* PROBLEM REQUIREMENTS: Pull out every line below containing the word "screenshot".

---------- PROVIDED ENTRIES ----------

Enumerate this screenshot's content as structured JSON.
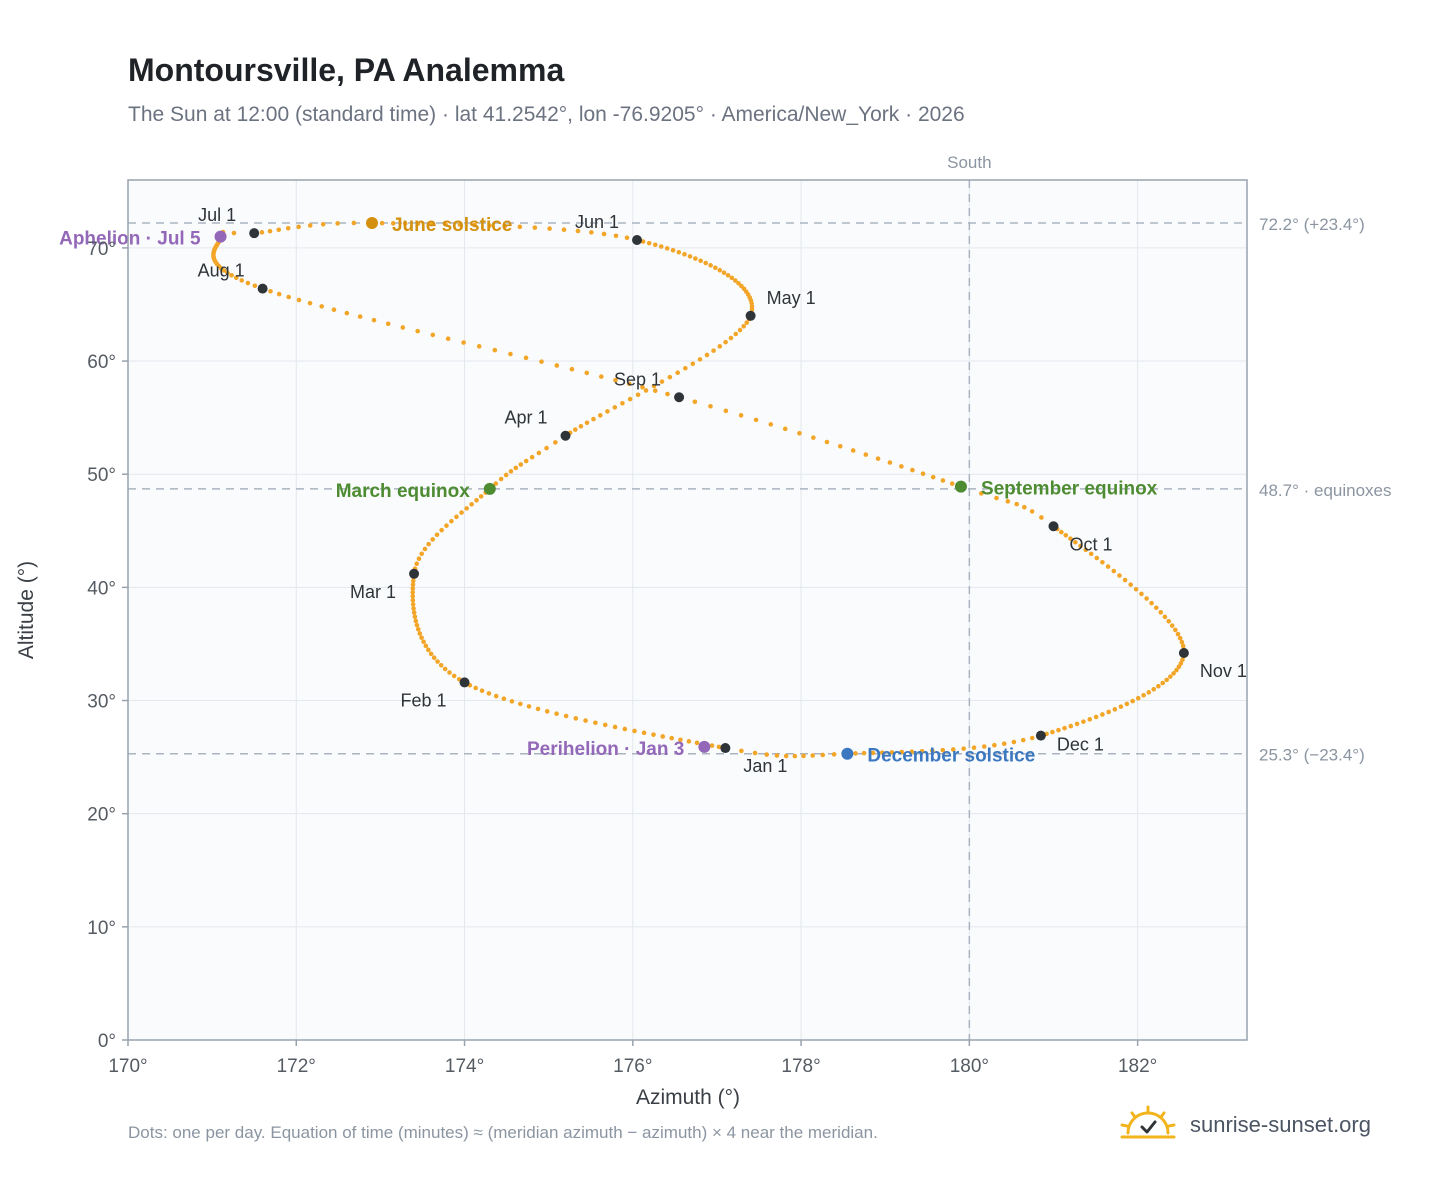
{
  "header": {
    "title": "Montoursville, PA Analemma",
    "subtitle": "The Sun at 12:00 (standard time) · lat 41.2542°, lon -76.9205° · America/New_York · 2026"
  },
  "footer": {
    "note": "Dots: one per day. Equation of time (minutes) ≈ (meridian azimuth − azimuth) × 4 near the meridian.",
    "brand": "sunrise-sunset.org"
  },
  "chart_data": {
    "type": "scatter",
    "title": "Montoursville, PA Analemma",
    "xlabel": "Azimuth (°)",
    "ylabel": "Altitude (°)",
    "xlim": [
      170,
      183.3
    ],
    "ylim": [
      0,
      76
    ],
    "grid": true,
    "x_ticks": [
      "170°",
      "172°",
      "174°",
      "176°",
      "178°",
      "180°",
      "182°"
    ],
    "y_ticks": [
      "0°",
      "10°",
      "20°",
      "30°",
      "40°",
      "50°",
      "60°",
      "70°"
    ],
    "colors": {
      "path": "#f2a527",
      "month_marker": "#2f3439",
      "solstice_june": "#d4900f",
      "solstice_december": "#3c78c0",
      "equinox": "#4e8c32",
      "apsis": "#9368b8",
      "reference_line": "#aab4c0",
      "axis": "#98a2ae",
      "grid": "#e3e8ee",
      "plot_background": "#fafbfd"
    },
    "reference_lines": [
      {
        "axis": "x",
        "value": 180,
        "label": "South"
      },
      {
        "axis": "y",
        "value": 72.2,
        "label": "72.2° (+23.4°)"
      },
      {
        "axis": "y",
        "value": 48.7,
        "label": "48.7° · equinoxes"
      },
      {
        "axis": "y",
        "value": 25.3,
        "label": "25.3° (−23.4°)"
      }
    ],
    "path_anchors": [
      {
        "day": 0,
        "x": 177.1,
        "y": 25.8
      },
      {
        "day": 31,
        "x": 174.0,
        "y": 31.6
      },
      {
        "day": 59,
        "x": 173.4,
        "y": 41.2
      },
      {
        "day": 78,
        "x": 174.3,
        "y": 48.7
      },
      {
        "day": 90,
        "x": 175.2,
        "y": 53.4
      },
      {
        "day": 120,
        "x": 177.4,
        "y": 64.0
      },
      {
        "day": 151,
        "x": 176.05,
        "y": 70.7
      },
      {
        "day": 171,
        "x": 172.9,
        "y": 72.2
      },
      {
        "day": 181,
        "x": 171.5,
        "y": 71.3
      },
      {
        "day": 184,
        "x": 171.1,
        "y": 71.0
      },
      {
        "day": 212,
        "x": 171.6,
        "y": 66.4
      },
      {
        "day": 243,
        "x": 176.55,
        "y": 56.8
      },
      {
        "day": 265,
        "x": 179.9,
        "y": 48.9
      },
      {
        "day": 273,
        "x": 181.0,
        "y": 45.4
      },
      {
        "day": 304,
        "x": 182.55,
        "y": 34.2
      },
      {
        "day": 334,
        "x": 180.85,
        "y": 26.9
      },
      {
        "day": 354,
        "x": 178.55,
        "y": 25.3
      },
      {
        "day": 365,
        "x": 177.1,
        "y": 25.8
      }
    ],
    "month_markers": [
      {
        "label": "Jan 1",
        "x": 177.1,
        "y": 25.8
      },
      {
        "label": "Feb 1",
        "x": 174.0,
        "y": 31.6
      },
      {
        "label": "Mar 1",
        "x": 173.4,
        "y": 41.2
      },
      {
        "label": "Apr 1",
        "x": 175.2,
        "y": 53.4
      },
      {
        "label": "May 1",
        "x": 177.4,
        "y": 64.0
      },
      {
        "label": "Jun 1",
        "x": 176.05,
        "y": 70.7
      },
      {
        "label": "Jul 1",
        "x": 171.5,
        "y": 71.3
      },
      {
        "label": "Aug 1",
        "x": 171.6,
        "y": 66.4
      },
      {
        "label": "Sep 1",
        "x": 176.55,
        "y": 56.8
      },
      {
        "label": "Oct 1",
        "x": 181.0,
        "y": 45.4
      },
      {
        "label": "Nov 1",
        "x": 182.55,
        "y": 34.2
      },
      {
        "label": "Dec 1",
        "x": 180.85,
        "y": 26.9
      }
    ],
    "events": [
      {
        "label": "June solstice",
        "x": 172.9,
        "y": 72.2,
        "kind": "solstice_june"
      },
      {
        "label": "December solstice",
        "x": 178.55,
        "y": 25.3,
        "kind": "solstice_december"
      },
      {
        "label": "March equinox",
        "x": 174.3,
        "y": 48.7,
        "kind": "equinox"
      },
      {
        "label": "September equinox",
        "x": 179.9,
        "y": 48.9,
        "kind": "equinox"
      },
      {
        "label": "Aphelion · Jul 5",
        "x": 171.1,
        "y": 71.0,
        "kind": "apsis"
      },
      {
        "label": "Perihelion · Jan 3",
        "x": 176.85,
        "y": 25.9,
        "kind": "apsis"
      }
    ]
  }
}
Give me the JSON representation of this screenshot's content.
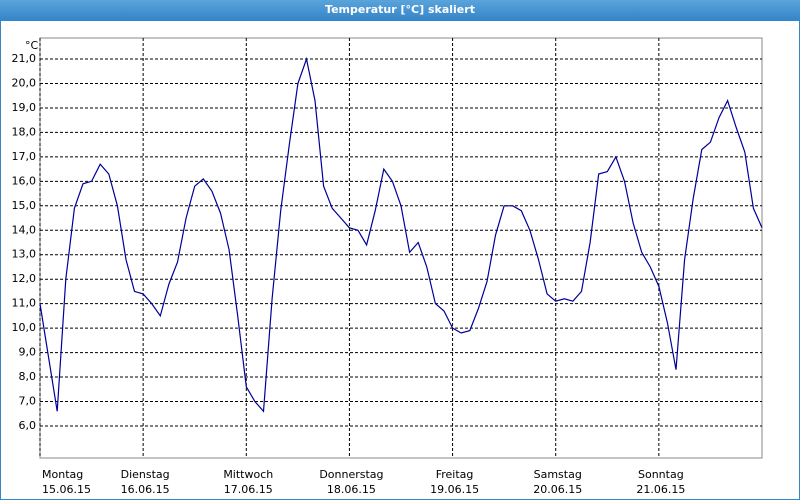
{
  "chart_data": {
    "type": "line",
    "title": "Temperatur [°C] skaliert",
    "ylabel": "°C",
    "series": [
      {
        "name": "Temperatur",
        "color": "#000099",
        "values": [
          11.0,
          8.8,
          6.6,
          12.0,
          14.9,
          15.9,
          16.0,
          16.7,
          16.3,
          15.0,
          12.8,
          11.5,
          11.4,
          11.0,
          10.5,
          11.8,
          12.7,
          14.5,
          15.8,
          16.1,
          15.6,
          14.7,
          13.2,
          10.5,
          7.6,
          7.0,
          6.6,
          11.2,
          14.8,
          17.5,
          20.0,
          21.0,
          19.3,
          15.8,
          14.9,
          14.5,
          14.1,
          14.0,
          13.4,
          14.8,
          16.5,
          16.0,
          15.0,
          13.1,
          13.5,
          12.5,
          11.0,
          10.7,
          10.0,
          9.8,
          9.9,
          10.8,
          11.9,
          13.8,
          15.0,
          15.0,
          14.8,
          14.0,
          12.8,
          11.4,
          11.1,
          11.2,
          11.1,
          11.5,
          13.5,
          16.3,
          16.4,
          17.0,
          16.0,
          14.3,
          13.1,
          12.5,
          11.7,
          10.2,
          8.3,
          12.8,
          15.3,
          17.3,
          17.6,
          18.6,
          19.3,
          18.2,
          17.2,
          14.9,
          14.1
        ]
      }
    ],
    "xlim": [
      0,
      84
    ],
    "xticks": [
      {
        "value": 0,
        "label": "Montag",
        "date": "15.06.15"
      },
      {
        "value": 12,
        "label": "Dienstag",
        "date": "16.06.15"
      },
      {
        "value": 24,
        "label": "Mittwoch",
        "date": "17.06.15"
      },
      {
        "value": 36,
        "label": "Donnerstag",
        "date": "18.06.15"
      },
      {
        "value": 48,
        "label": "Freitag",
        "date": "19.06.15"
      },
      {
        "value": 60,
        "label": "Samstag",
        "date": "20.06.15"
      },
      {
        "value": 72,
        "label": "Sonntag",
        "date": "21.06.15"
      }
    ],
    "ylim": [
      4.69,
      21.86
    ],
    "yticks": [
      {
        "value": 6,
        "label": "6,0"
      },
      {
        "value": 7,
        "label": "7,0"
      },
      {
        "value": 8,
        "label": "8,0"
      },
      {
        "value": 9,
        "label": "9,0"
      },
      {
        "value": 10,
        "label": "10,0"
      },
      {
        "value": 11,
        "label": "11,0"
      },
      {
        "value": 12,
        "label": "12,0"
      },
      {
        "value": 13,
        "label": "13,0"
      },
      {
        "value": 14,
        "label": "14,0"
      },
      {
        "value": 15,
        "label": "15,0"
      },
      {
        "value": 16,
        "label": "16,0"
      },
      {
        "value": 17,
        "label": "17,0"
      },
      {
        "value": 18,
        "label": "18,0"
      },
      {
        "value": 19,
        "label": "19,0"
      },
      {
        "value": 20,
        "label": "20,0"
      },
      {
        "value": 21,
        "label": "21,0"
      }
    ],
    "grid": true
  }
}
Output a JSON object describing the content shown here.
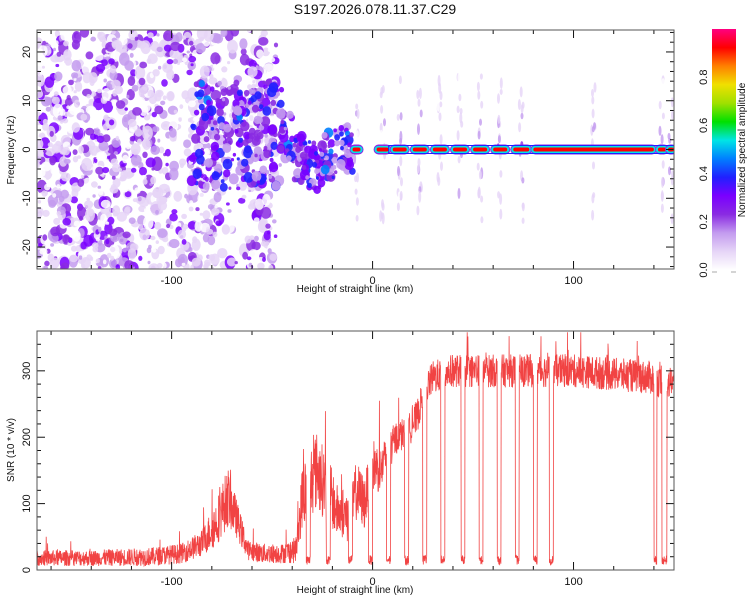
{
  "title": "S197.2026.078.11.37.C29",
  "chart_data": [
    {
      "type": "heatmap",
      "title": "",
      "xlabel": "Height of straight line (km)",
      "ylabel": "Frequency (Hz)",
      "xlim": [
        -167,
        150
      ],
      "ylim": [
        -24.5,
        24.5
      ],
      "xticks": [
        -100,
        0,
        100
      ],
      "xtick_labels": [
        "-100",
        "0",
        "100"
      ],
      "yticks": [
        -20,
        -10,
        0,
        10,
        20
      ],
      "ytick_labels": [
        "-20",
        "-10",
        "0",
        "10",
        "20"
      ],
      "colorbar": {
        "label": "Normalized spectral amplitude",
        "range": [
          0,
          1
        ],
        "ticks": [
          0.0,
          0.2,
          0.4,
          0.6,
          0.8
        ],
        "tick_labels": [
          "0.0",
          "0.2",
          "0.4",
          "0.6",
          "0.8"
        ],
        "colormap": [
          "#ffffff",
          "#e6d5f7",
          "#c39bef",
          "#8a2be2",
          "#7a00ff",
          "#2020ff",
          "#0080ff",
          "#00e5e5",
          "#00e000",
          "#a0e000",
          "#f0e000",
          "#ff8000",
          "#ff0000",
          "#ff0080"
        ]
      },
      "features": {
        "noise_region_km": [
          -167,
          -60
        ],
        "transition_region_km": [
          -90,
          -10
        ],
        "tone_frequency_hz": 0,
        "tone_segments_km": [
          [
            -10,
            -6
          ],
          [
            2,
            8
          ],
          [
            10,
            17
          ],
          [
            20,
            27
          ],
          [
            30,
            37
          ],
          [
            40,
            47
          ],
          [
            50,
            57
          ],
          [
            60,
            67
          ],
          [
            70,
            78
          ],
          [
            80,
            140
          ],
          [
            142,
            146
          ],
          [
            147,
            150
          ]
        ],
        "tone_peak_amplitude": 0.9
      }
    },
    {
      "type": "line",
      "title": "",
      "xlabel": "Height of straight line (km)",
      "ylabel": "SNR (10 * v/v)",
      "xlim": [
        -167,
        150
      ],
      "ylim": [
        0,
        360
      ],
      "xticks": [
        -100,
        0,
        100
      ],
      "xtick_labels": [
        "-100",
        "0",
        "100"
      ],
      "yticks": [
        0,
        100,
        200,
        300
      ],
      "ytick_labels": [
        "0",
        "100",
        "200",
        "300"
      ],
      "color": "#ee2222",
      "series": [
        {
          "name": "SNR",
          "x": [
            -167,
            -140,
            -110,
            -95,
            -85,
            -78,
            -72,
            -68,
            -62,
            -55,
            -45,
            -38,
            -35,
            -28,
            -22,
            -18,
            -12,
            -8,
            -4,
            0,
            4,
            8,
            12,
            18,
            22,
            26,
            30,
            40,
            60,
            80,
            100,
            120,
            138,
            142,
            146,
            150
          ],
          "mean": [
            18,
            18,
            20,
            25,
            40,
            70,
            110,
            80,
            30,
            25,
            25,
            30,
            110,
            150,
            120,
            90,
            80,
            120,
            100,
            160,
            150,
            180,
            200,
            210,
            230,
            270,
            290,
            300,
            300,
            300,
            300,
            295,
            290,
            285,
            280,
            285
          ],
          "noise": [
            12,
            12,
            14,
            15,
            20,
            35,
            45,
            30,
            15,
            15,
            15,
            20,
            50,
            60,
            50,
            40,
            40,
            45,
            40,
            40,
            35,
            30,
            25,
            25,
            25,
            25,
            25,
            25,
            25,
            25,
            25,
            25,
            25,
            25,
            25,
            25
          ]
        }
      ],
      "dropouts_km": [
        [
          -33,
          -31
        ],
        [
          -23,
          -21
        ],
        [
          -12,
          -10
        ],
        [
          -2,
          0
        ],
        [
          7,
          9
        ],
        [
          16,
          18
        ],
        [
          25,
          27
        ],
        [
          34,
          36
        ],
        [
          44,
          46
        ],
        [
          53,
          55
        ],
        [
          62,
          64
        ],
        [
          71,
          73
        ],
        [
          80,
          82
        ],
        [
          88,
          90
        ],
        [
          140,
          141.5
        ],
        [
          144,
          146.5
        ]
      ],
      "dropout_level": 15
    }
  ]
}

----------

* EXERCISE OUTPUT:
Enumerate this screenshot's content as structured JSON.
Give me the JSON representation of this screenshot's content.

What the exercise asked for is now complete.